# TASK PROMPT
Once the pictures are set aside, transcribe the remaining data exactly.

# DATASET ROWS
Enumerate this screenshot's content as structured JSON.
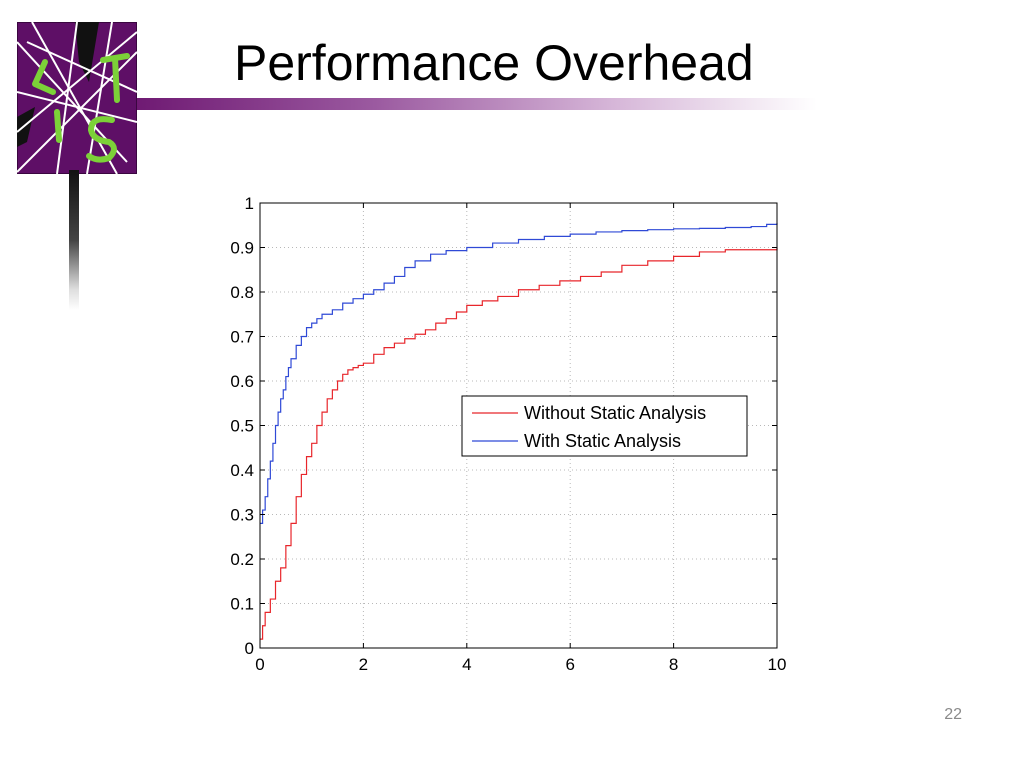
{
  "slide": {
    "title": "Performance Overhead",
    "page_number": "22"
  },
  "logo": {
    "letters": "LTIS",
    "colors": {
      "background": "#5e0f66",
      "letters": "#7cd138",
      "lines": "#ffffff"
    }
  },
  "colors": {
    "title_bar": "#6f1a73"
  },
  "chart_data": {
    "type": "line",
    "title": "",
    "xlabel": "",
    "ylabel": "",
    "xlim": [
      0,
      10
    ],
    "ylim": [
      0,
      1
    ],
    "x_ticks": [
      "0",
      "2",
      "4",
      "6",
      "8",
      "10"
    ],
    "y_ticks": [
      "0",
      "0.1",
      "0.2",
      "0.3",
      "0.4",
      "0.5",
      "0.6",
      "0.7",
      "0.8",
      "0.9",
      "1"
    ],
    "grid": true,
    "legend_position": "center-right",
    "series": [
      {
        "name": "Without Static Analysis",
        "color": "#e8262b",
        "x": [
          0,
          0.05,
          0.1,
          0.2,
          0.3,
          0.4,
          0.5,
          0.6,
          0.7,
          0.8,
          0.9,
          1.0,
          1.1,
          1.2,
          1.3,
          1.4,
          1.5,
          1.6,
          1.7,
          1.8,
          1.9,
          2.0,
          2.2,
          2.4,
          2.6,
          2.8,
          3.0,
          3.2,
          3.4,
          3.6,
          3.8,
          4.0,
          4.3,
          4.6,
          5.0,
          5.4,
          5.8,
          6.2,
          6.6,
          7.0,
          7.5,
          8.0,
          8.5,
          9.0,
          9.5,
          10.0
        ],
        "values": [
          0.02,
          0.05,
          0.08,
          0.11,
          0.15,
          0.18,
          0.23,
          0.28,
          0.34,
          0.39,
          0.43,
          0.46,
          0.5,
          0.53,
          0.56,
          0.58,
          0.6,
          0.615,
          0.625,
          0.63,
          0.635,
          0.64,
          0.66,
          0.675,
          0.685,
          0.695,
          0.705,
          0.715,
          0.73,
          0.74,
          0.755,
          0.77,
          0.78,
          0.79,
          0.805,
          0.815,
          0.825,
          0.835,
          0.845,
          0.86,
          0.87,
          0.88,
          0.89,
          0.895,
          0.895,
          0.9
        ]
      },
      {
        "name": "With Static Analysis",
        "color": "#2f49d6",
        "x": [
          0,
          0.05,
          0.1,
          0.15,
          0.2,
          0.25,
          0.3,
          0.35,
          0.4,
          0.45,
          0.5,
          0.55,
          0.6,
          0.7,
          0.8,
          0.9,
          1.0,
          1.1,
          1.2,
          1.4,
          1.6,
          1.8,
          2.0,
          2.2,
          2.4,
          2.6,
          2.8,
          3.0,
          3.3,
          3.6,
          4.0,
          4.5,
          5.0,
          5.5,
          6.0,
          6.5,
          7.0,
          7.5,
          8.0,
          8.5,
          9.0,
          9.5,
          9.8,
          10.0
        ],
        "values": [
          0.28,
          0.31,
          0.34,
          0.38,
          0.42,
          0.46,
          0.5,
          0.53,
          0.56,
          0.58,
          0.61,
          0.63,
          0.65,
          0.68,
          0.7,
          0.72,
          0.73,
          0.74,
          0.75,
          0.76,
          0.775,
          0.785,
          0.795,
          0.805,
          0.82,
          0.835,
          0.855,
          0.87,
          0.885,
          0.893,
          0.9,
          0.91,
          0.918,
          0.925,
          0.93,
          0.935,
          0.938,
          0.94,
          0.942,
          0.943,
          0.945,
          0.947,
          0.952,
          0.955
        ]
      }
    ]
  }
}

# TASK RESPONSE
Enumerate this screenshot's content as structured JSON.
{
  "slide": {
    "title": "Performance Overhead",
    "page_number": "22"
  },
  "logo": {
    "letters": "LTIS",
    "colors": {
      "background": "#5e0f66",
      "letters": "#7cd138",
      "lines": "#ffffff"
    }
  },
  "colors": {
    "title_bar": "#6f1a73"
  },
  "chart_data": {
    "type": "line",
    "title": "",
    "xlabel": "",
    "ylabel": "",
    "xlim": [
      0,
      10
    ],
    "ylim": [
      0,
      1
    ],
    "x_ticks": [
      "0",
      "2",
      "4",
      "6",
      "8",
      "10"
    ],
    "y_ticks": [
      "0",
      "0.1",
      "0.2",
      "0.3",
      "0.4",
      "0.5",
      "0.6",
      "0.7",
      "0.8",
      "0.9",
      "1"
    ],
    "grid": true,
    "legend_position": "center-right",
    "series": [
      {
        "name": "Without Static Analysis",
        "color": "#e8262b",
        "x": [
          0,
          0.05,
          0.1,
          0.2,
          0.3,
          0.4,
          0.5,
          0.6,
          0.7,
          0.8,
          0.9,
          1.0,
          1.1,
          1.2,
          1.3,
          1.4,
          1.5,
          1.6,
          1.7,
          1.8,
          1.9,
          2.0,
          2.2,
          2.4,
          2.6,
          2.8,
          3.0,
          3.2,
          3.4,
          3.6,
          3.8,
          4.0,
          4.3,
          4.6,
          5.0,
          5.4,
          5.8,
          6.2,
          6.6,
          7.0,
          7.5,
          8.0,
          8.5,
          9.0,
          9.5,
          10.0
        ],
        "values": [
          0.02,
          0.05,
          0.08,
          0.11,
          0.15,
          0.18,
          0.23,
          0.28,
          0.34,
          0.39,
          0.43,
          0.46,
          0.5,
          0.53,
          0.56,
          0.58,
          0.6,
          0.615,
          0.625,
          0.63,
          0.635,
          0.64,
          0.66,
          0.675,
          0.685,
          0.695,
          0.705,
          0.715,
          0.73,
          0.74,
          0.755,
          0.77,
          0.78,
          0.79,
          0.805,
          0.815,
          0.825,
          0.835,
          0.845,
          0.86,
          0.87,
          0.88,
          0.89,
          0.895,
          0.895,
          0.9
        ]
      },
      {
        "name": "With Static Analysis",
        "color": "#2f49d6",
        "x": [
          0,
          0.05,
          0.1,
          0.15,
          0.2,
          0.25,
          0.3,
          0.35,
          0.4,
          0.45,
          0.5,
          0.55,
          0.6,
          0.7,
          0.8,
          0.9,
          1.0,
          1.1,
          1.2,
          1.4,
          1.6,
          1.8,
          2.0,
          2.2,
          2.4,
          2.6,
          2.8,
          3.0,
          3.3,
          3.6,
          4.0,
          4.5,
          5.0,
          5.5,
          6.0,
          6.5,
          7.0,
          7.5,
          8.0,
          8.5,
          9.0,
          9.5,
          9.8,
          10.0
        ],
        "values": [
          0.28,
          0.31,
          0.34,
          0.38,
          0.42,
          0.46,
          0.5,
          0.53,
          0.56,
          0.58,
          0.61,
          0.63,
          0.65,
          0.68,
          0.7,
          0.72,
          0.73,
          0.74,
          0.75,
          0.76,
          0.775,
          0.785,
          0.795,
          0.805,
          0.82,
          0.835,
          0.855,
          0.87,
          0.885,
          0.893,
          0.9,
          0.91,
          0.918,
          0.925,
          0.93,
          0.935,
          0.938,
          0.94,
          0.942,
          0.943,
          0.945,
          0.947,
          0.952,
          0.955
        ]
      }
    ]
  }
}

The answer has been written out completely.